(Work required): Collect every line that includes the string "风力侵蚀作用强".

++++++++

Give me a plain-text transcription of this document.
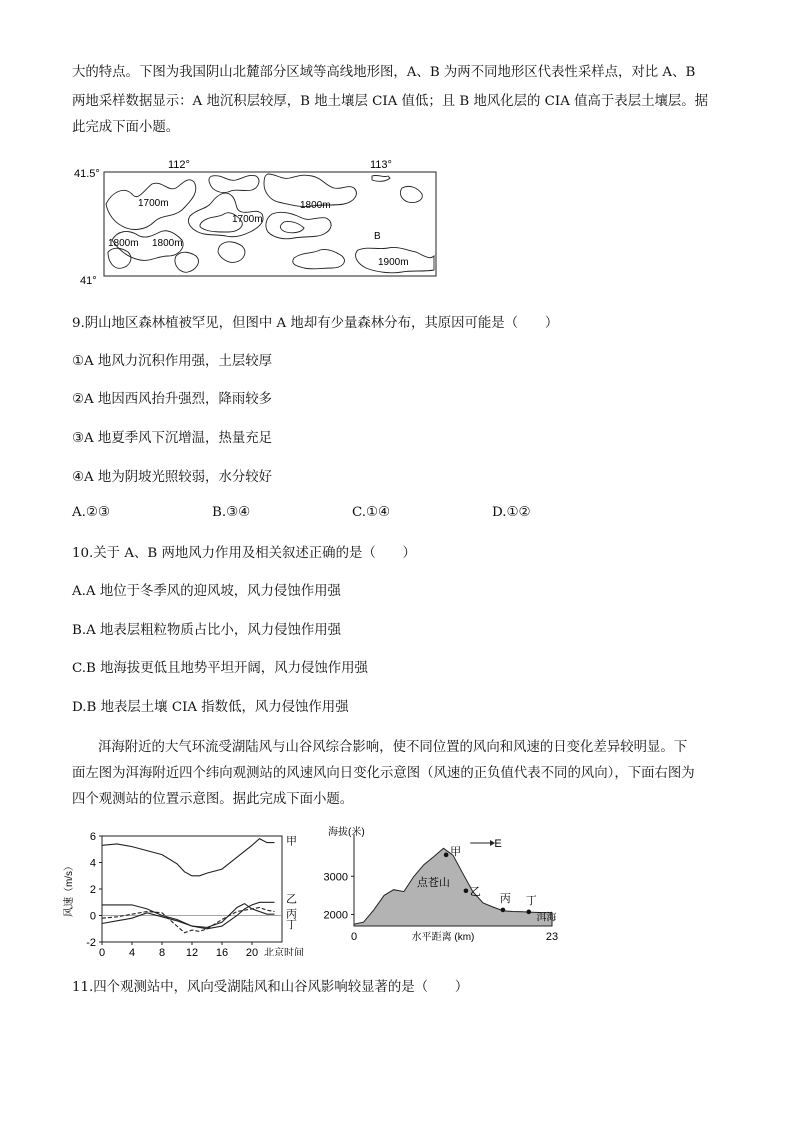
大的特点。下图为我国阴山北麓部分区域等高线地形图，A、B 为两不同地形区代表性采样点，对比 A、B

两地采样数据显示：A 地沉积层较厚，B 地土壤层 CIA 值低；且 B 地风化层的 CIA 值高于表层土壤层。据

此完成下面小题。

112°	113°
41.5°
41°
1700m
1800m
1700m
1800m
1800m
1900m
B

9.阴山地区森林植被罕见，但图中 A 地却有少量森林分布，其原因可能是（　　）

①A 地风力沉积作用强，土层较厚

②A 地因西风抬升强烈，降雨较多

③A 地夏季风下沉增温，热量充足

④A 地为阴坡光照较弱，水分较好

A.②③	B.③④	C.①④	D.①②

10.关于 A、B 两地风力作用及相关叙述正确的是（　　）

A.A 地位于冬季风的迎风坡，风力侵蚀作用强

B.A 地表层粗粒物质占比小，风力侵蚀作用强

C.B 地海拔更低且地势平坦开阔，风力侵蚀作用强

D.B 地表层土壤 CIA 指数低，风力侵蚀作用强

洱海附近的大气环流受湖陆风与山谷风综合影响，使不同位置的风向和风速的日变化差异较明显。下

面左图为洱海附近四个纬向观测站的风速风向日变化示意图（风速的正负值代表不同的风向），下面右图为

四个观测站的位置示意图。据此完成下面小题。

-2
0
2
4
6
0 4 8 12 16 20 北京时间
风速（m/s）
甲
乙
丙
丁
2000
3000
0	23
海拔(米)
水平距离 (km)
E
点苍山
洱海
甲
乙
丙 丁

11.四个观测站中，风向受湖陆风和山谷风影响较显著的是（　　）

++++++++

(Complete answer):
A.A 地位于冬季风的迎风坡，风力侵蚀作用强
B.A 地表层粗粒物质占比小，风力侵蚀作用强
C.B 地海拔更低且地势平坦开阔，风力侵蚀作用强
D.B 地表层土壤 CIA 指数低，风力侵蚀作用强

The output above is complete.